▸ **What you should do**
In the wine column below, list every grape variety named.

▸ **Excerpt to read**
<<<<
Plum Creek Cellars winemaker Jenne Baldwin-Eaton calls this Bordeaux-style blend of Merlot, Cabernet Sauvignon and Cabernet Franc her red table wine. It’s a lovely wine, even when the table is no more than a concrete road barrier next to the Taylor River north of Gunnison.
The early June weather is perfect, there is a bit of snow in the high country for a scenic backdrop and it’s too early for the mosquitoes.
And they do get world-class skeeters here, with all the flood irrigation drenching the fields.
Locals get a hoo-hah about saying small children and dogs have been carried away.
It’s Day (well, let’s see, what day is it? oh, yes, 6) that’s it, Day 6 of Colorado Wine Week 2013 and not coincidentally also Day 6 of the Colorado Wine Week Challenge.
Well, my challenge, anyway, which is for you to open and share a Colorado wine everyday or night or both this week.
Sharing is a good idea, or you’ll possibly wind up with a fridge full of open bottles, standing there, corks just waiting to be popped and shared.
Tonight, my Wine Challenge wine is the Plum Creek Cellars 2009 Palisade Colorado Table Wine, a medium-bodied red with soft tannins and plenty of dark red fruit, with just a hint of spice.
Plum Creek prides itself on always being 100-percent Colorado grapes, and most of these grapes were grown in the Grand Valley AVA with the rest coming from the West Elks AVA.
It’s a blend of merlot (42 percent); Cabernet Sauvignon (42) and Cabernet Franc (16). Sometimes in the past the blend has included syrah or zinfandel but this version is the three Bordeaux grapes.
I may have the Cab Sauv and Cab Franc mixed up but I know the wine is mostly merlot. I left my notes at home, so if it’s wrong, I’ll fix the ratio when I get back Sunday. (I’d send you to the Plum Creek website, but it’s hopelessly out of date.)
According to Plum Creek winemaker Jenne Baldwin-Eaton, 2009 was notable because it was the last of the great vintages.
>>>>
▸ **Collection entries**
<<<<
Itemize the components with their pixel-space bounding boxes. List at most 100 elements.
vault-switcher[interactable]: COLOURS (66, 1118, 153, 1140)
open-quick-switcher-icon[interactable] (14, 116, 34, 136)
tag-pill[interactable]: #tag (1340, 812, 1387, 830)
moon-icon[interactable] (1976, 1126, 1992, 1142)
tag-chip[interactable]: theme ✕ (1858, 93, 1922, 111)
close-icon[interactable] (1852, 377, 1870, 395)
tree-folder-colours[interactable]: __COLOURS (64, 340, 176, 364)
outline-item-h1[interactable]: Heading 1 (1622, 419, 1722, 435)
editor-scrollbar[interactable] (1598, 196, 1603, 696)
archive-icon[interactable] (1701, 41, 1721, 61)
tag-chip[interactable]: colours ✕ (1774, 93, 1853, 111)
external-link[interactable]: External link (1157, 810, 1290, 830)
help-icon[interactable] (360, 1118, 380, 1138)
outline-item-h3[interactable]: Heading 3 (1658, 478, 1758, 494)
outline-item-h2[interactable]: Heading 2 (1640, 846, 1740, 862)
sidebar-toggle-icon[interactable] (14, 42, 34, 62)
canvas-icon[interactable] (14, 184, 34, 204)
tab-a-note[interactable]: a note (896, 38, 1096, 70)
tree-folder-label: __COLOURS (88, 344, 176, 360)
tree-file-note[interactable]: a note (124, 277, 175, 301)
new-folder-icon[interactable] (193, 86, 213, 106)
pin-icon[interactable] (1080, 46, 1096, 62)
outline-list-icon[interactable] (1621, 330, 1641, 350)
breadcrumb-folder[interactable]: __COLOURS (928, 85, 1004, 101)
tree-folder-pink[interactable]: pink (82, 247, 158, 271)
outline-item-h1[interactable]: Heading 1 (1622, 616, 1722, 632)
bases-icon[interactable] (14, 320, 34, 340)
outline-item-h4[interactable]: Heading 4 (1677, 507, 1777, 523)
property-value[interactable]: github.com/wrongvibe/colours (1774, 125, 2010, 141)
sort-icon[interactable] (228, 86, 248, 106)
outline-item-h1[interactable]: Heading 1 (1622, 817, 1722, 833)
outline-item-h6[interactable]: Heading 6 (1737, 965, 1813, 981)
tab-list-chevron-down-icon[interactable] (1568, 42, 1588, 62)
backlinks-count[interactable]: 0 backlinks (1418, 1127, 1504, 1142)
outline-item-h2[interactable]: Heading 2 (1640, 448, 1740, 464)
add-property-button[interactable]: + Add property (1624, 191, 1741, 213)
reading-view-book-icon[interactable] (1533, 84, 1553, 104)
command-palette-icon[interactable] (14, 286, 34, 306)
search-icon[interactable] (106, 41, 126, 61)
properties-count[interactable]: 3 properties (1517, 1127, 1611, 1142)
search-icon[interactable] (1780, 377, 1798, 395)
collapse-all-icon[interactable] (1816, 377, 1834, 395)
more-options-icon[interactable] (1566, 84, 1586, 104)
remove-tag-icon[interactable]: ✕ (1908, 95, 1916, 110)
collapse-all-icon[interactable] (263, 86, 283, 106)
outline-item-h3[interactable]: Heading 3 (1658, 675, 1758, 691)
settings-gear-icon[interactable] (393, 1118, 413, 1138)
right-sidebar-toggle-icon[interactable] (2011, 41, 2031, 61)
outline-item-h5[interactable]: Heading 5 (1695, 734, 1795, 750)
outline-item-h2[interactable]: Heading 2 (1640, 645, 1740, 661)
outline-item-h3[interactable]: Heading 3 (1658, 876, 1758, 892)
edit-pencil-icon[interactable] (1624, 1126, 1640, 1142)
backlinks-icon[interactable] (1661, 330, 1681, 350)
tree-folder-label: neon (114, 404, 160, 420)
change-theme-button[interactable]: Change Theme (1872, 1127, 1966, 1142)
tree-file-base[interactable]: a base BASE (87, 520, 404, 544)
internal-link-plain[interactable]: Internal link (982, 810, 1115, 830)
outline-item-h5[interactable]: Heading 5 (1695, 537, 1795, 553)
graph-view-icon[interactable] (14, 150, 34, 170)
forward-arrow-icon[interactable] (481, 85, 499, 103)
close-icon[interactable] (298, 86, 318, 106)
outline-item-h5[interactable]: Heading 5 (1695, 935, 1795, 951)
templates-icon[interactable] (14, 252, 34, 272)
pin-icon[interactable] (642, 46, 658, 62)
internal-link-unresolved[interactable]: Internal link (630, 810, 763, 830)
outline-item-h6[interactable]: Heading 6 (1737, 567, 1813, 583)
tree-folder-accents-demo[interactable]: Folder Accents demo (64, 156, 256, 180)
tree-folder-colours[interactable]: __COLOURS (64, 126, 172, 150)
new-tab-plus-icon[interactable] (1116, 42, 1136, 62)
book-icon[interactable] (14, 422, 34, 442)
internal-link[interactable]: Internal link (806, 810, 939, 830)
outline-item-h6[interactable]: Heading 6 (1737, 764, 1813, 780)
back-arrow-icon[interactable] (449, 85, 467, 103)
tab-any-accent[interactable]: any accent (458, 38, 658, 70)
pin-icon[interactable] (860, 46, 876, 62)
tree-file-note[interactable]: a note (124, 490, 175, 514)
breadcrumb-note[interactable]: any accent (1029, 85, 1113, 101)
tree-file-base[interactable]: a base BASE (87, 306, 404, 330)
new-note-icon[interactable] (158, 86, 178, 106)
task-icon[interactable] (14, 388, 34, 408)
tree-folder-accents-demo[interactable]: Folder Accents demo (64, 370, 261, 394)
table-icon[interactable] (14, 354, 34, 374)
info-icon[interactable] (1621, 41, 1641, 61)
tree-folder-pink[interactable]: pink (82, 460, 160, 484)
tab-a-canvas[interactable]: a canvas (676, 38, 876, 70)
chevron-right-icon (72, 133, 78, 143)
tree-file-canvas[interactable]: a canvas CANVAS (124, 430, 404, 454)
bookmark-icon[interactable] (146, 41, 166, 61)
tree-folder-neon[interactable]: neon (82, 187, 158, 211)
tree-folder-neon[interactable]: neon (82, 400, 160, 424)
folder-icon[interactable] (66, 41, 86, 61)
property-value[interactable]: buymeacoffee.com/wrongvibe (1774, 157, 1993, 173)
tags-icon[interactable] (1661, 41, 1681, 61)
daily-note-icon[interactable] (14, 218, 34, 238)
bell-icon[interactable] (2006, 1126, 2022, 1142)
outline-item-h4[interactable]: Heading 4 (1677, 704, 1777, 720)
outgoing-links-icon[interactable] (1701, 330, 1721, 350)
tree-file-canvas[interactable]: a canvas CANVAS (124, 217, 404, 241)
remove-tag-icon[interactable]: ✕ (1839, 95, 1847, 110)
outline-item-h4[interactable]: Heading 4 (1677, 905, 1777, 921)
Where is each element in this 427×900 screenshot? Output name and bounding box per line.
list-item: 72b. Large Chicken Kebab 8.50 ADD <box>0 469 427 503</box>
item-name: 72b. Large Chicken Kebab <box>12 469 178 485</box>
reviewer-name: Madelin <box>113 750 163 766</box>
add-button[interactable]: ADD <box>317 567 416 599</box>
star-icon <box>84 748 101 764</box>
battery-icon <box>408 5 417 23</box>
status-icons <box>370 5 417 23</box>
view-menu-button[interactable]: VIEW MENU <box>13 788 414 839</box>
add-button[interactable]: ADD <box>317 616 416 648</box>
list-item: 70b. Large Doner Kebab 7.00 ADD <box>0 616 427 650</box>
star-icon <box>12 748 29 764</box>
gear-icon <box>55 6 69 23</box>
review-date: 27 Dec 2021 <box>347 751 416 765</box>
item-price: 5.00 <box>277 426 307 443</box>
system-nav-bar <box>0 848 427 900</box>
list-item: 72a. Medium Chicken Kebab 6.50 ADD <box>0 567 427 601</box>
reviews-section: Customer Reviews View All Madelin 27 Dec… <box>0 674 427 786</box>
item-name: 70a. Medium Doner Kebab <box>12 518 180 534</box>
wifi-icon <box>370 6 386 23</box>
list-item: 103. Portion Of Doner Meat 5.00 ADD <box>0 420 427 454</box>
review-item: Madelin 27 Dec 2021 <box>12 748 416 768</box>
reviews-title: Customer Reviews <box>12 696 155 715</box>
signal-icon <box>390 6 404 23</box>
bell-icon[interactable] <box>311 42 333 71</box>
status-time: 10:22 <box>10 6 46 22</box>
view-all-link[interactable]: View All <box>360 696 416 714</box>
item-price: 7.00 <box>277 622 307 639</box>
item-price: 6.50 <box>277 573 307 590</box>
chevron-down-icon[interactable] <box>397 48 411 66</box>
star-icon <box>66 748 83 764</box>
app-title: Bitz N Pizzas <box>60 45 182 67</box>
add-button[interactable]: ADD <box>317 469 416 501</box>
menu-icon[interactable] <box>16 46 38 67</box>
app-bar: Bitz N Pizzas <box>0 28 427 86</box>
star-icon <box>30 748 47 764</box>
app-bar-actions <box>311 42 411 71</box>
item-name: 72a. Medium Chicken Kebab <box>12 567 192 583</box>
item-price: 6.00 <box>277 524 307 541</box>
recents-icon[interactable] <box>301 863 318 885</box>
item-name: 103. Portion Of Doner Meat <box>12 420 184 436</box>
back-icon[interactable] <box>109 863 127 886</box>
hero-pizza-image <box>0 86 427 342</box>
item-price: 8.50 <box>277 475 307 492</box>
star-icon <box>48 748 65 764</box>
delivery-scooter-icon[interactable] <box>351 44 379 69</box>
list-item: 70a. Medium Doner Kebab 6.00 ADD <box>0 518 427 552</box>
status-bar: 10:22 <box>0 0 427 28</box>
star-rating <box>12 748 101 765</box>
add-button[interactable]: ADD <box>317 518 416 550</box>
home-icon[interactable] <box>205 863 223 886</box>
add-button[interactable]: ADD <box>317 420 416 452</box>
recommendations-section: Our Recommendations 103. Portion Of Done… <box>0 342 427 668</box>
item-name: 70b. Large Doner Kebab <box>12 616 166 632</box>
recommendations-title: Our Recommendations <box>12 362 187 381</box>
>>>>
▸ **Correct response**
Merlot, Cabernet Sauvignon, Cabernet Franc, syrah, zinfandel